Figure record extracts:
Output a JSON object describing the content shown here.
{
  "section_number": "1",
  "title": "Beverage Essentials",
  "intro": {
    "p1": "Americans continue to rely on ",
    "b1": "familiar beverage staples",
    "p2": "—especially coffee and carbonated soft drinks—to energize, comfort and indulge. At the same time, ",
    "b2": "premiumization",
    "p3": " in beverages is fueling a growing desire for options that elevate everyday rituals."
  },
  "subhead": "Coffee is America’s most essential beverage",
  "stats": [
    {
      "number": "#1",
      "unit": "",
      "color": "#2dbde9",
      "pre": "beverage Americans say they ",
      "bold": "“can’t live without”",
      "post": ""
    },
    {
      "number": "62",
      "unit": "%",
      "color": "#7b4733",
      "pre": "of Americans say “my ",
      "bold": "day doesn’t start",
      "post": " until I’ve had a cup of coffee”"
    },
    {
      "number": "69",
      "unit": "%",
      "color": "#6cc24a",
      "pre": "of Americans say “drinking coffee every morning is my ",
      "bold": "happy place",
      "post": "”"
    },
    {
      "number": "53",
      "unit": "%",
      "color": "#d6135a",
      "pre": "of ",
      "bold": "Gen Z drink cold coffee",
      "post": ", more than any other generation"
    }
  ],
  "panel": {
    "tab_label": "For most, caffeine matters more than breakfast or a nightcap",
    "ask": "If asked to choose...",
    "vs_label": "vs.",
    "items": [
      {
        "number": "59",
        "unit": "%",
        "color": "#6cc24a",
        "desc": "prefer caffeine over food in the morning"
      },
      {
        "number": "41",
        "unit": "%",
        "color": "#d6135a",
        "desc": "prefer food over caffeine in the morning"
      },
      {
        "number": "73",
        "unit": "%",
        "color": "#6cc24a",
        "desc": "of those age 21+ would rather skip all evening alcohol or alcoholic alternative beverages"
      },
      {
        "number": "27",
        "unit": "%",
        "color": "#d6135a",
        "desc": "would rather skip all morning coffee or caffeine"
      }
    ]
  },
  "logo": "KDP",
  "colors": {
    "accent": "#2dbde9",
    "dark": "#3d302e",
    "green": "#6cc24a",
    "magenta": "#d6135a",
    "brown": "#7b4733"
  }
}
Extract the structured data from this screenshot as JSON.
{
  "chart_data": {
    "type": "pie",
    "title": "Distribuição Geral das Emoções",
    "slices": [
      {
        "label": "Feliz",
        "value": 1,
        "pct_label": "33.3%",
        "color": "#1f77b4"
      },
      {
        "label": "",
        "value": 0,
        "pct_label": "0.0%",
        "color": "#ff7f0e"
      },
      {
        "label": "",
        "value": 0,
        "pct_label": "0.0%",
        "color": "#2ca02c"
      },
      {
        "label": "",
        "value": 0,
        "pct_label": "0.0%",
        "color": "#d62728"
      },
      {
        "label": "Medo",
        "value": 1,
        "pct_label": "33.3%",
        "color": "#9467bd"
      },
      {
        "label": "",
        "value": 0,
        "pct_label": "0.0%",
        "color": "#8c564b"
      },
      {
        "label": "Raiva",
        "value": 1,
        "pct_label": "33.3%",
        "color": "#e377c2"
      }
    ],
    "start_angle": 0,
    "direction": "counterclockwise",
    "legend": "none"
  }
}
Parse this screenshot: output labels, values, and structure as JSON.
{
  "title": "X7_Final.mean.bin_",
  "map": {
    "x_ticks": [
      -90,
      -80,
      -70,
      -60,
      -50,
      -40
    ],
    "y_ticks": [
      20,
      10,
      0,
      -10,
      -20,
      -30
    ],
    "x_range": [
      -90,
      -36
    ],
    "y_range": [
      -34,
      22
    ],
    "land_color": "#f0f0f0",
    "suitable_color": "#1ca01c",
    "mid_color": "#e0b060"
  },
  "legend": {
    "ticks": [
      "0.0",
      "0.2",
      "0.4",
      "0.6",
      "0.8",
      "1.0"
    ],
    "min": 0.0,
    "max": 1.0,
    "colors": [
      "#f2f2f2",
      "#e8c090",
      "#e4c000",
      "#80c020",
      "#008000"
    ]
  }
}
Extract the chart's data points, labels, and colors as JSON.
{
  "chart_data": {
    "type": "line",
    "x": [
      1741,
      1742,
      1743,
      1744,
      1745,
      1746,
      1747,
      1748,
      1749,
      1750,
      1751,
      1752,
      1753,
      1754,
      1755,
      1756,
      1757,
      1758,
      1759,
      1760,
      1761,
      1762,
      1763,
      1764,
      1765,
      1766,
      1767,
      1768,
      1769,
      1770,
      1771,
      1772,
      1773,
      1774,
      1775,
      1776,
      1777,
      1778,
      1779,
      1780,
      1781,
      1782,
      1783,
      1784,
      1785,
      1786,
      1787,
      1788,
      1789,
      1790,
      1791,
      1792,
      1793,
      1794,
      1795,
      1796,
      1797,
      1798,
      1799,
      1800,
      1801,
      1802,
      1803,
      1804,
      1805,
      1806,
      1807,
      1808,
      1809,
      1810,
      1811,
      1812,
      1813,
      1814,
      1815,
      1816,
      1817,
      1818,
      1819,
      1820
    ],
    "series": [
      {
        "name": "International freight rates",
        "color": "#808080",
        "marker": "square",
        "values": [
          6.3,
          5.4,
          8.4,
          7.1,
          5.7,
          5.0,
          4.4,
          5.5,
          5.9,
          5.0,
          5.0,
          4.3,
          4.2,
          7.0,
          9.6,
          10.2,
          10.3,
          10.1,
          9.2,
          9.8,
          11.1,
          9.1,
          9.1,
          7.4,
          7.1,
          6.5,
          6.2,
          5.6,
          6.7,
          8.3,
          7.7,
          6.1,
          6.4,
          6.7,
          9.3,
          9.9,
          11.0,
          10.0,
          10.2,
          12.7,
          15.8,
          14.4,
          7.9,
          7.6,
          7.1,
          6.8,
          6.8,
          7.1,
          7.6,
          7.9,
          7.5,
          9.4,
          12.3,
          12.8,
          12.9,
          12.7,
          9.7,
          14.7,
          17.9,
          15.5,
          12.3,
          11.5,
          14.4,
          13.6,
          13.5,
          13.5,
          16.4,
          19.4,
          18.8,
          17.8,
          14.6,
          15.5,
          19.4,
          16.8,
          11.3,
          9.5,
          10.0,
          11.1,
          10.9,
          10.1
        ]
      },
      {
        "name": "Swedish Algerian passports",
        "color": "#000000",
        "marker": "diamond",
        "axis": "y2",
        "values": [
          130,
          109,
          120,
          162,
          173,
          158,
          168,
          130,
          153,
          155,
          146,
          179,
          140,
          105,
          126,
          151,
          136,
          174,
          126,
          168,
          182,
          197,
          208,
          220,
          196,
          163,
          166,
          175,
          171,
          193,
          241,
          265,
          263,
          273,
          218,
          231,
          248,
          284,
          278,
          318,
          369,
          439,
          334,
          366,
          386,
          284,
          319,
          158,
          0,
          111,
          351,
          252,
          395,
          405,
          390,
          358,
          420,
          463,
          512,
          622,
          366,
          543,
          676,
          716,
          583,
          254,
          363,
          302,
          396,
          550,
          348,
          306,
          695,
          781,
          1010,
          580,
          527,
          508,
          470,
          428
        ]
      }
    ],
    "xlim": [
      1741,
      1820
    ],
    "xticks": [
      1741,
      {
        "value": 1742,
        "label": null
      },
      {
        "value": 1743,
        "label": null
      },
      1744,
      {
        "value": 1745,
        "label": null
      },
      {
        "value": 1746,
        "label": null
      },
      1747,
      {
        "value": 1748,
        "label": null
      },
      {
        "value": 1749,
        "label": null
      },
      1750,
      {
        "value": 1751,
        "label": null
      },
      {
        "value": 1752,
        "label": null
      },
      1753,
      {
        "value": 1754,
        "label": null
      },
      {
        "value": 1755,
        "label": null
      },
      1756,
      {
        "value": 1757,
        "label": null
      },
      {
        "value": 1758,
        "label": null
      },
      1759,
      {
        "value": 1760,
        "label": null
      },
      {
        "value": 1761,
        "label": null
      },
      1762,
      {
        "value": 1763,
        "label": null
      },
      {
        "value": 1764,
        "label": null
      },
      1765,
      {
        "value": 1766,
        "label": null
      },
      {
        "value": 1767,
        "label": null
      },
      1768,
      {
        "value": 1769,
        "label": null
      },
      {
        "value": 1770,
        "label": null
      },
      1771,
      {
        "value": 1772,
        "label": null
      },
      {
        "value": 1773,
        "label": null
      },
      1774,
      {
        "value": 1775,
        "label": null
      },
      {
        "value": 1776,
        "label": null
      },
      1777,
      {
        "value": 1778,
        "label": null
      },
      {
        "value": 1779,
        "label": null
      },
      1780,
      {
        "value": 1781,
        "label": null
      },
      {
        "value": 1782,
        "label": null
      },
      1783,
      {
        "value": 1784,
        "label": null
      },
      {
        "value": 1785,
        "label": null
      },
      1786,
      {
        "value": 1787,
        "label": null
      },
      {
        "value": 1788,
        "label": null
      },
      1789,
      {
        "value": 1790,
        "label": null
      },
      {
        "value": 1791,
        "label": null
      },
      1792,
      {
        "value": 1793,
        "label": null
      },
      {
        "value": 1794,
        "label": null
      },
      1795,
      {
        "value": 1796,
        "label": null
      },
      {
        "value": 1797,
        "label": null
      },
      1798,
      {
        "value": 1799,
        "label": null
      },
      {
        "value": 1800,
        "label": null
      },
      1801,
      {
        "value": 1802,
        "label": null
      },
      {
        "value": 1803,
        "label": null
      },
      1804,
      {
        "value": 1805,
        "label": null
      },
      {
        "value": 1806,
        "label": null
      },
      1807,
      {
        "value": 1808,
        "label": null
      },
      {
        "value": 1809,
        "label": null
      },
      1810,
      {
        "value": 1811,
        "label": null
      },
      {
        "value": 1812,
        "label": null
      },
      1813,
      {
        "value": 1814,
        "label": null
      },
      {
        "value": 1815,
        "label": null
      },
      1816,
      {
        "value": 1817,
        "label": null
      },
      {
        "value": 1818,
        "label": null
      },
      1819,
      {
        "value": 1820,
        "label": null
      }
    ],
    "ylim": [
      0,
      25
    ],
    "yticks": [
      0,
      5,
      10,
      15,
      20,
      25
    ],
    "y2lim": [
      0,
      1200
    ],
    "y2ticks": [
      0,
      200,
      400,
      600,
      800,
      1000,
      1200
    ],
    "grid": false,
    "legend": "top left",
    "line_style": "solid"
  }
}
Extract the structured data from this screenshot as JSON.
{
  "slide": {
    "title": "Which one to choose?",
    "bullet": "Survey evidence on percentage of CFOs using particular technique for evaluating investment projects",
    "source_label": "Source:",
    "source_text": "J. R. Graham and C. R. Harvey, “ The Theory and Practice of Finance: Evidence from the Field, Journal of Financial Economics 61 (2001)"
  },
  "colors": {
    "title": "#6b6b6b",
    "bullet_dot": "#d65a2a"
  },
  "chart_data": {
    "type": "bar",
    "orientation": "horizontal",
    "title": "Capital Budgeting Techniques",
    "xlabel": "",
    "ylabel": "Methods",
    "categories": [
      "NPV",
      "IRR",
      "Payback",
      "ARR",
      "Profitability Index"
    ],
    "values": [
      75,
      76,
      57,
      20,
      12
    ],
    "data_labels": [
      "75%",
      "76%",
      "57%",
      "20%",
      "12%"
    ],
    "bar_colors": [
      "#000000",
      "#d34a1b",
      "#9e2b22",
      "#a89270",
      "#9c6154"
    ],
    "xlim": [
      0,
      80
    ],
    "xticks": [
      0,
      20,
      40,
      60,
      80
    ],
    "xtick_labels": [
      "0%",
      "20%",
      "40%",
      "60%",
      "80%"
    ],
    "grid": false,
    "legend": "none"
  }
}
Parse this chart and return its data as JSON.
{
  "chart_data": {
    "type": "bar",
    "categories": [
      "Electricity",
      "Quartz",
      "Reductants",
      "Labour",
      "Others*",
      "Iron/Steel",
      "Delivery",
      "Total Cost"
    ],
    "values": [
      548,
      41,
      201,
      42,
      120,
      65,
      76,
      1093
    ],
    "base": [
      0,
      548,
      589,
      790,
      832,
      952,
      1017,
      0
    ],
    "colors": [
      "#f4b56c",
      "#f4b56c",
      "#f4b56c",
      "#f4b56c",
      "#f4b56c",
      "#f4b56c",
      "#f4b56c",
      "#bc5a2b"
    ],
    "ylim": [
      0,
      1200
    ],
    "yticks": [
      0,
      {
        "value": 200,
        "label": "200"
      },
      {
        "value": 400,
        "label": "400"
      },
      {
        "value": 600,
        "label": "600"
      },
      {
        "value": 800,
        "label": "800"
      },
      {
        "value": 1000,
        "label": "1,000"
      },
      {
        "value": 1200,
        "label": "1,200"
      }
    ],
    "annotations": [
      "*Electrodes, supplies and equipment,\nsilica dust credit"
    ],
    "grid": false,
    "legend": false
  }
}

• _Task brief_: Return from the data every line that holds "skip".

• _Solution_:
        "desc": "of those age 21+ would rather skip all evening alcohol or alcoholic alternative beverages"
        "desc": "would rather skip all morning coffee or caffeine"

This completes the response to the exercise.